::: SUPPLIED DATA
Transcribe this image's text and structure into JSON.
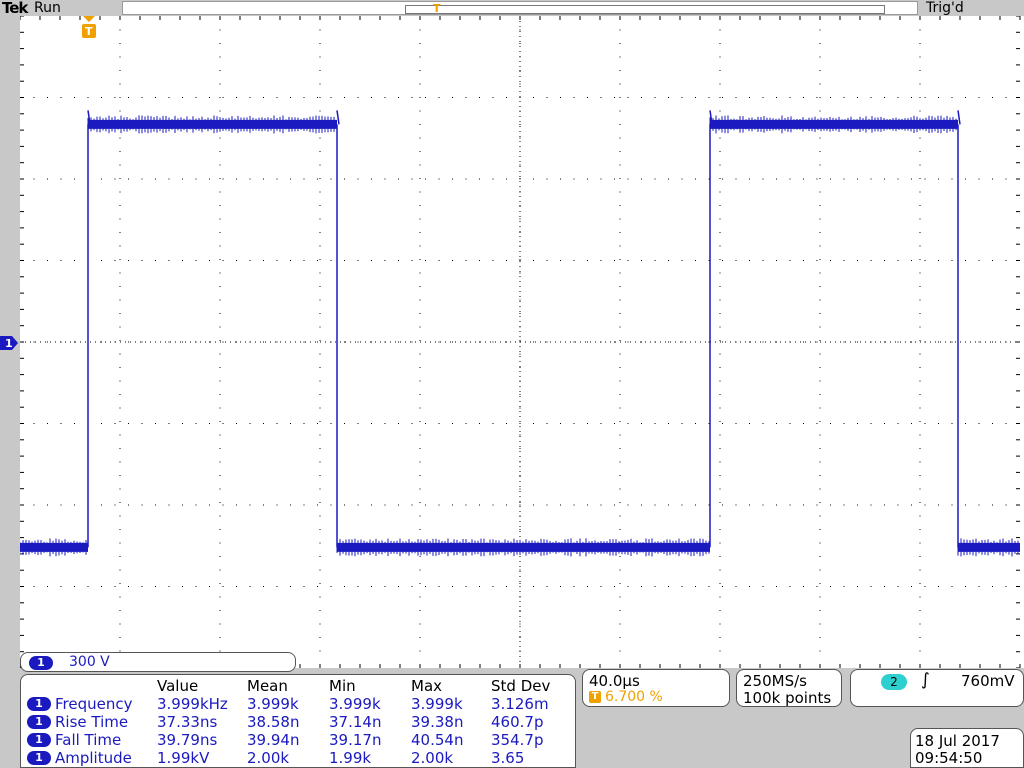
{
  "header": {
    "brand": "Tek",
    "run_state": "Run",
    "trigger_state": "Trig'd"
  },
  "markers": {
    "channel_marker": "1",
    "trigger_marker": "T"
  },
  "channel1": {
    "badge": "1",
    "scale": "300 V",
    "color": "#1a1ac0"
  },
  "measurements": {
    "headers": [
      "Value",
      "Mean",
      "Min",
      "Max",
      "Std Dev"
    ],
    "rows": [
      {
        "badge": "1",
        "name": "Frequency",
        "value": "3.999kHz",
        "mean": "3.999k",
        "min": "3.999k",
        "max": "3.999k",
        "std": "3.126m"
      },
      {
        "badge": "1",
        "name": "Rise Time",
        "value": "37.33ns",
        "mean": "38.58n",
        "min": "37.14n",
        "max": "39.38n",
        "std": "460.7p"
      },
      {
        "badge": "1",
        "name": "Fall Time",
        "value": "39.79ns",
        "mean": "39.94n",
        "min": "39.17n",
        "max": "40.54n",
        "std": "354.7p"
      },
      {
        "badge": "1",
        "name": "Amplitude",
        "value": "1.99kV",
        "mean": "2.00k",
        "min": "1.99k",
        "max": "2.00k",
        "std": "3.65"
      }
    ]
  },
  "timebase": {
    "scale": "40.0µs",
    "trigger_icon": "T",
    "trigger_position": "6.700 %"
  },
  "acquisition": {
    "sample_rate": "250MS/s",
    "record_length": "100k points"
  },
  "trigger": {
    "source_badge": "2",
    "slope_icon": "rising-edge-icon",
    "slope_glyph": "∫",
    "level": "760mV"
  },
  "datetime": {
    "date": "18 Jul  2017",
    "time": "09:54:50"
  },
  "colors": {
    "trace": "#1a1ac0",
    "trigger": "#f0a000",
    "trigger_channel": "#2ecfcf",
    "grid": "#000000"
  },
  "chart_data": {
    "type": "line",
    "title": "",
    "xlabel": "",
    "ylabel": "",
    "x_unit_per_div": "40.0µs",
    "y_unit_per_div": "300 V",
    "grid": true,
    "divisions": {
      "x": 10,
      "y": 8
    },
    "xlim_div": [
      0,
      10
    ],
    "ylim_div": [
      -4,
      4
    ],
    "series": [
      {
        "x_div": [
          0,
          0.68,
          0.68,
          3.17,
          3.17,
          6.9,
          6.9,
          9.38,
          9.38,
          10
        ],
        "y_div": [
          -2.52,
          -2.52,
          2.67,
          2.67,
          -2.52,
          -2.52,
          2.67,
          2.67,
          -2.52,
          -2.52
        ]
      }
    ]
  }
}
::::::
● **PROMPT**:
Leave out the pictures and copy everything else in the records word for word.

● **ANSWER TO THE TASK**:
Transcribe this image's text and structure into JSON.
{
  "header": {
    "brand": "Tek",
    "run_state": "Run",
    "trigger_state": "Trig'd"
  },
  "markers": {
    "channel_marker": "1",
    "trigger_marker": "T"
  },
  "channel1": {
    "badge": "1",
    "scale": "300 V",
    "color": "#1a1ac0"
  },
  "measurements": {
    "headers": [
      "Value",
      "Mean",
      "Min",
      "Max",
      "Std Dev"
    ],
    "rows": [
      {
        "badge": "1",
        "name": "Frequency",
        "value": "3.999kHz",
        "mean": "3.999k",
        "min": "3.999k",
        "max": "3.999k",
        "std": "3.126m"
      },
      {
        "badge": "1",
        "name": "Rise Time",
        "value": "37.33ns",
        "mean": "38.58n",
        "min": "37.14n",
        "max": "39.38n",
        "std": "460.7p"
      },
      {
        "badge": "1",
        "name": "Fall Time",
        "value": "39.79ns",
        "mean": "39.94n",
        "min": "39.17n",
        "max": "40.54n",
        "std": "354.7p"
      },
      {
        "badge": "1",
        "name": "Amplitude",
        "value": "1.99kV",
        "mean": "2.00k",
        "min": "1.99k",
        "max": "2.00k",
        "std": "3.65"
      }
    ]
  },
  "timebase": {
    "scale": "40.0µs",
    "trigger_icon": "T",
    "trigger_position": "6.700 %"
  },
  "acquisition": {
    "sample_rate": "250MS/s",
    "record_length": "100k points"
  },
  "trigger": {
    "source_badge": "2",
    "slope_icon": "rising-edge-icon",
    "slope_glyph": "∫",
    "level": "760mV"
  },
  "datetime": {
    "date": "18 Jul  2017",
    "time": "09:54:50"
  },
  "colors": {
    "trace": "#1a1ac0",
    "trigger": "#f0a000",
    "trigger_channel": "#2ecfcf",
    "grid": "#000000"
  },
  "chart_data": {
    "type": "line",
    "title": "",
    "xlabel": "",
    "ylabel": "",
    "x_unit_per_div": "40.0µs",
    "y_unit_per_div": "300 V",
    "grid": true,
    "divisions": {
      "x": 10,
      "y": 8
    },
    "xlim_div": [
      0,
      10
    ],
    "ylim_div": [
      -4,
      4
    ],
    "series": [
      {
        "x_div": [
          0,
          0.68,
          0.68,
          3.17,
          3.17,
          6.9,
          6.9,
          9.38,
          9.38,
          10
        ],
        "y_div": [
          -2.52,
          -2.52,
          2.67,
          2.67,
          -2.52,
          -2.52,
          2.67,
          2.67,
          -2.52,
          -2.52
        ]
      }
    ]
  }
}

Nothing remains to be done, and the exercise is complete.